Data section:
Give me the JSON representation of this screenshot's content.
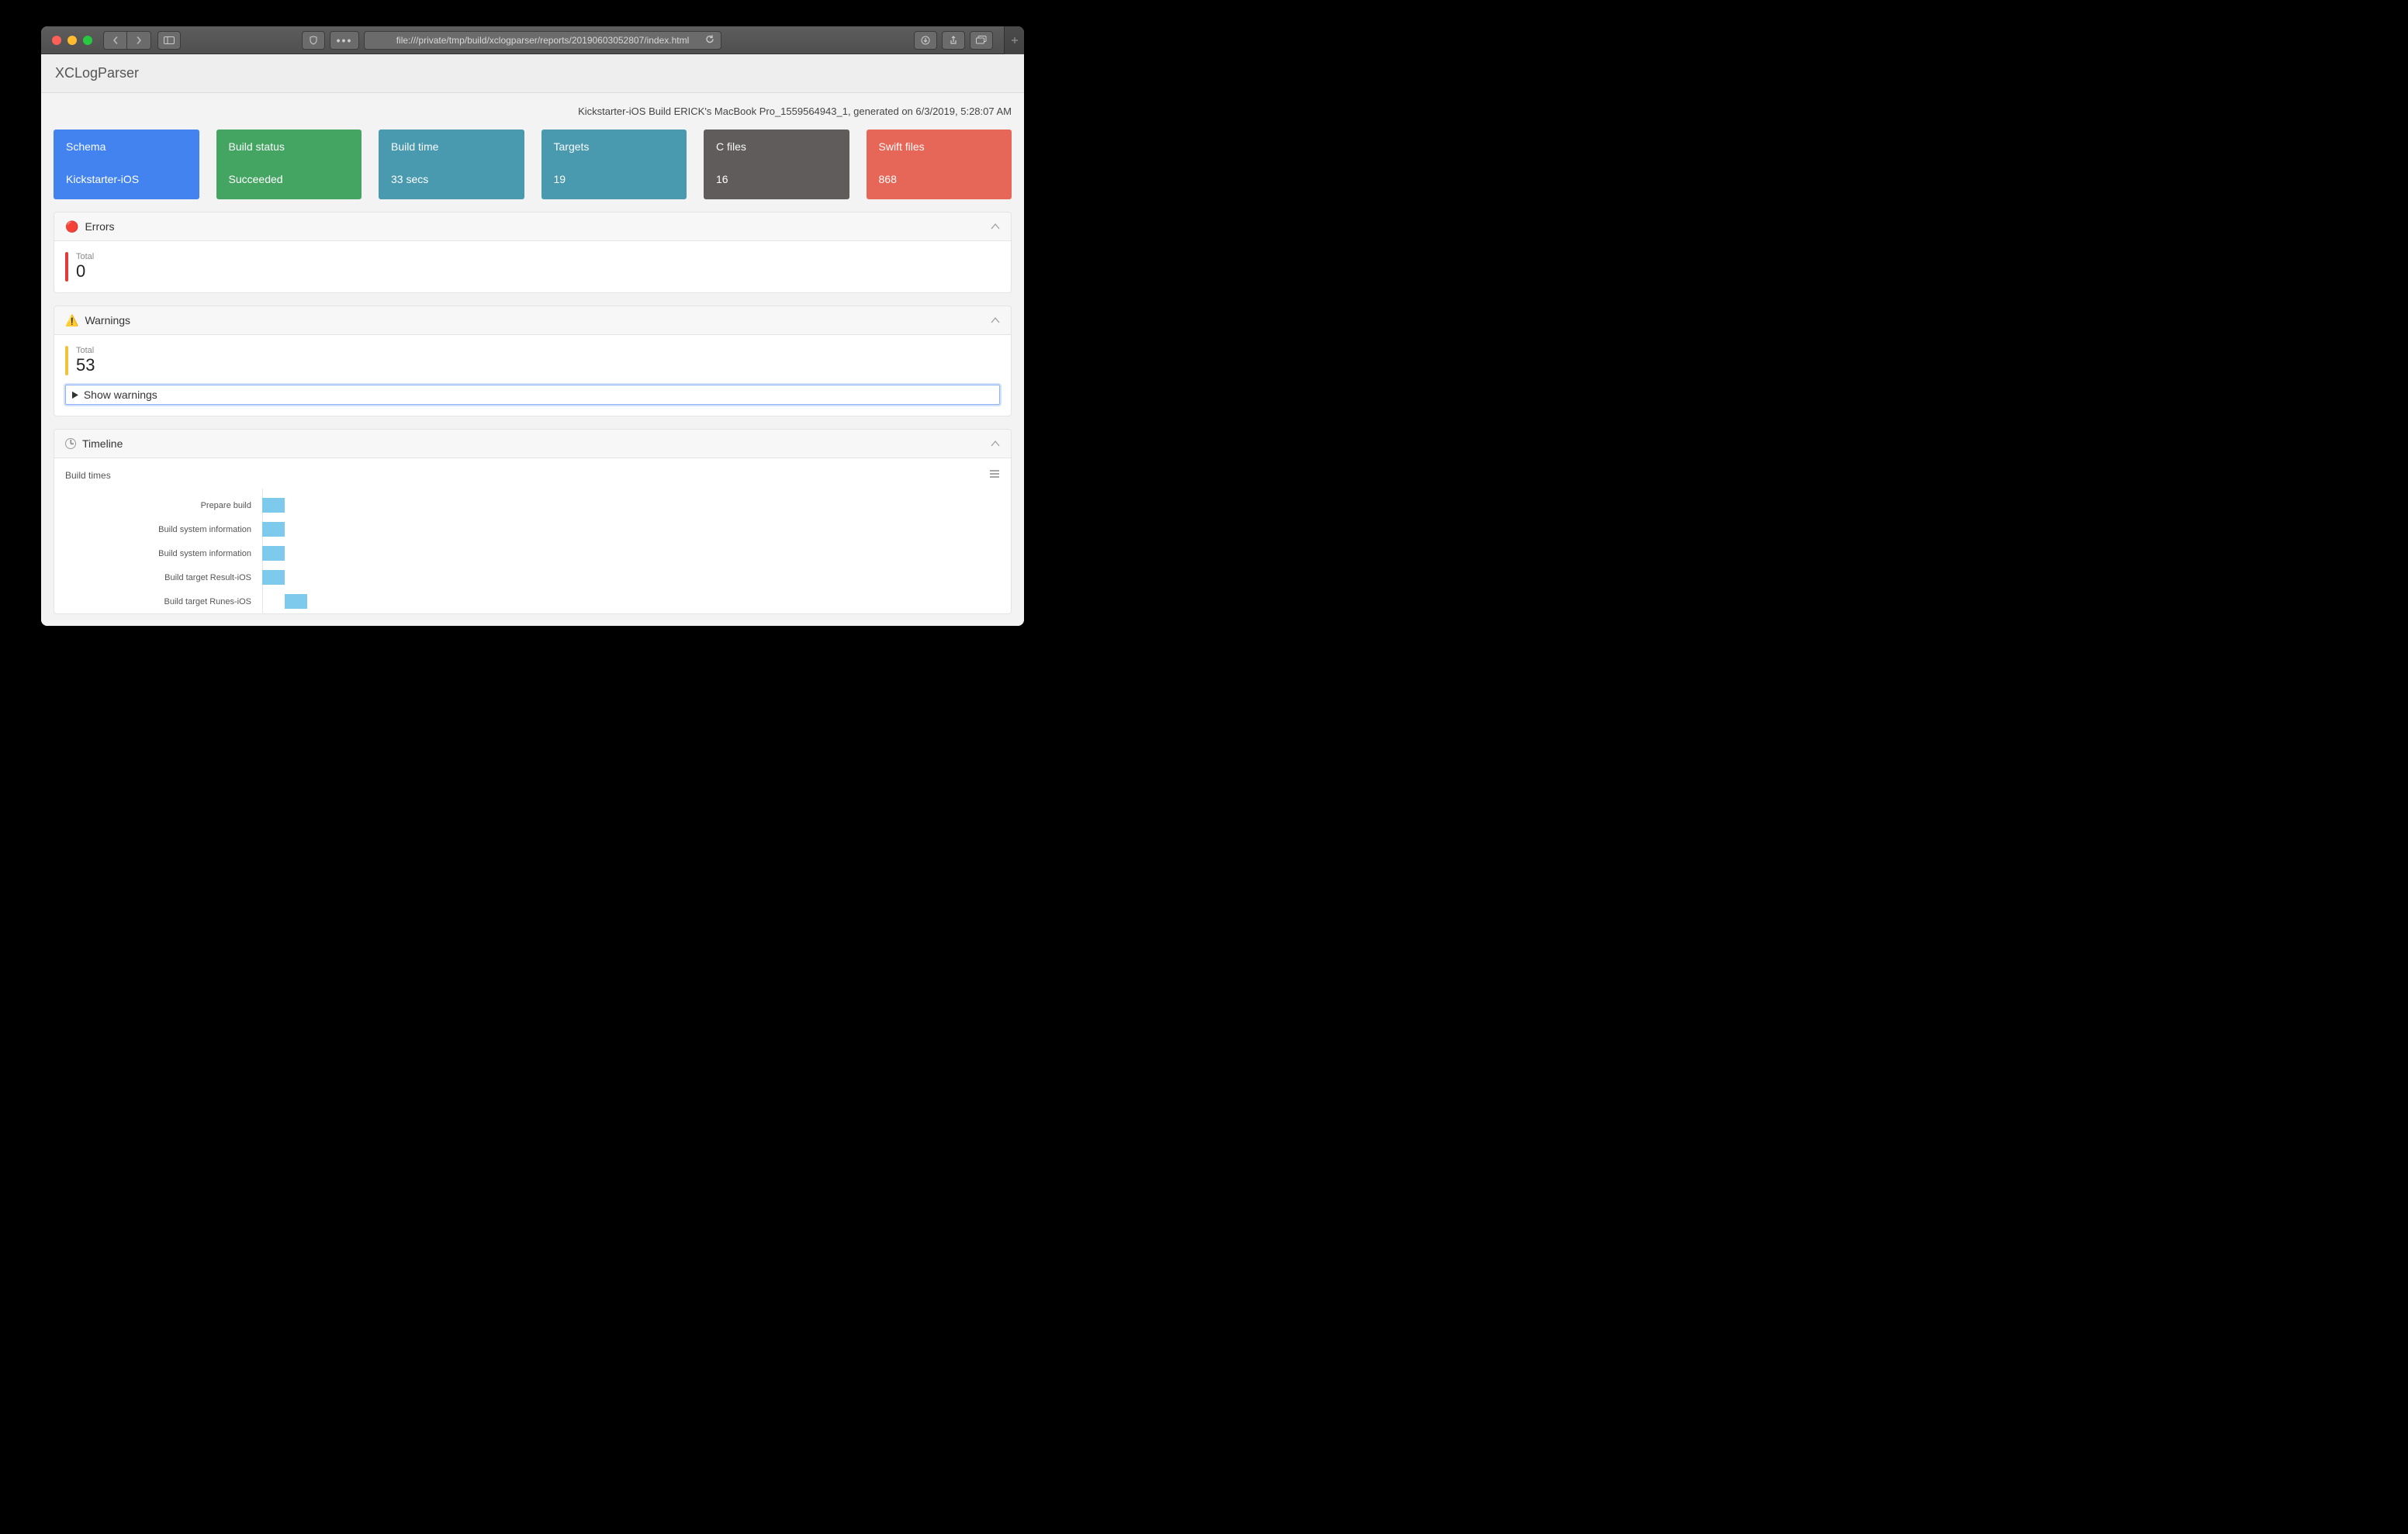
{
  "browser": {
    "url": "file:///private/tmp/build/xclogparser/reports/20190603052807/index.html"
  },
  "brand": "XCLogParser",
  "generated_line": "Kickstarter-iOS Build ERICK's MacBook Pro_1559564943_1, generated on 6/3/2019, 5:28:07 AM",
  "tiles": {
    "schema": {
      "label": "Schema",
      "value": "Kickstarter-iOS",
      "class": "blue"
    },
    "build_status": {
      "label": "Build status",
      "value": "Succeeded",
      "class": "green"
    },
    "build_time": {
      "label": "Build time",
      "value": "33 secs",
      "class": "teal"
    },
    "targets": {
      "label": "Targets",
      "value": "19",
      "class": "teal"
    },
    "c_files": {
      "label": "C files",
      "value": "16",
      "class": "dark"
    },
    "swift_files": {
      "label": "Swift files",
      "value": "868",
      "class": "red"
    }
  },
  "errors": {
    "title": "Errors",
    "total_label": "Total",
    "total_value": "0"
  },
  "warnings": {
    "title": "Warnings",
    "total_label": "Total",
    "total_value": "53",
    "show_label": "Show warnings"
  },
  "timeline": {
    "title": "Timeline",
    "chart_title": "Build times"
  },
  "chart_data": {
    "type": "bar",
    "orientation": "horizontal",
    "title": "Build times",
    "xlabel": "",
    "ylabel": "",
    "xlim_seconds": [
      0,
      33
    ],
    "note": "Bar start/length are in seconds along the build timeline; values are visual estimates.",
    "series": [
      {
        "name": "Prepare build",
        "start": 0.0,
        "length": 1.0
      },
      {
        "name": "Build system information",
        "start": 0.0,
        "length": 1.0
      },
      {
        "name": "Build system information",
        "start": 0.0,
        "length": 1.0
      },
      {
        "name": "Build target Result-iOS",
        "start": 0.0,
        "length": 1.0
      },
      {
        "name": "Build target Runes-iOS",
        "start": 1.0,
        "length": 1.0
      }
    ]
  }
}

Problem requirements:
Your task is to return the entries above exactly, with no pictures.

Full answer:
Give me the JSON representation of this screenshot's content.
{
  "browser": {
    "url": "file:///private/tmp/build/xclogparser/reports/20190603052807/index.html"
  },
  "brand": "XCLogParser",
  "generated_line": "Kickstarter-iOS Build ERICK's MacBook Pro_1559564943_1, generated on 6/3/2019, 5:28:07 AM",
  "tiles": {
    "schema": {
      "label": "Schema",
      "value": "Kickstarter-iOS",
      "class": "blue"
    },
    "build_status": {
      "label": "Build status",
      "value": "Succeeded",
      "class": "green"
    },
    "build_time": {
      "label": "Build time",
      "value": "33 secs",
      "class": "teal"
    },
    "targets": {
      "label": "Targets",
      "value": "19",
      "class": "teal"
    },
    "c_files": {
      "label": "C files",
      "value": "16",
      "class": "dark"
    },
    "swift_files": {
      "label": "Swift files",
      "value": "868",
      "class": "red"
    }
  },
  "errors": {
    "title": "Errors",
    "total_label": "Total",
    "total_value": "0"
  },
  "warnings": {
    "title": "Warnings",
    "total_label": "Total",
    "total_value": "53",
    "show_label": "Show warnings"
  },
  "timeline": {
    "title": "Timeline",
    "chart_title": "Build times"
  },
  "chart_data": {
    "type": "bar",
    "orientation": "horizontal",
    "title": "Build times",
    "xlabel": "",
    "ylabel": "",
    "xlim_seconds": [
      0,
      33
    ],
    "note": "Bar start/length are in seconds along the build timeline; values are visual estimates.",
    "series": [
      {
        "name": "Prepare build",
        "start": 0.0,
        "length": 1.0
      },
      {
        "name": "Build system information",
        "start": 0.0,
        "length": 1.0
      },
      {
        "name": "Build system information",
        "start": 0.0,
        "length": 1.0
      },
      {
        "name": "Build target Result-iOS",
        "start": 0.0,
        "length": 1.0
      },
      {
        "name": "Build target Runes-iOS",
        "start": 1.0,
        "length": 1.0
      }
    ]
  }
}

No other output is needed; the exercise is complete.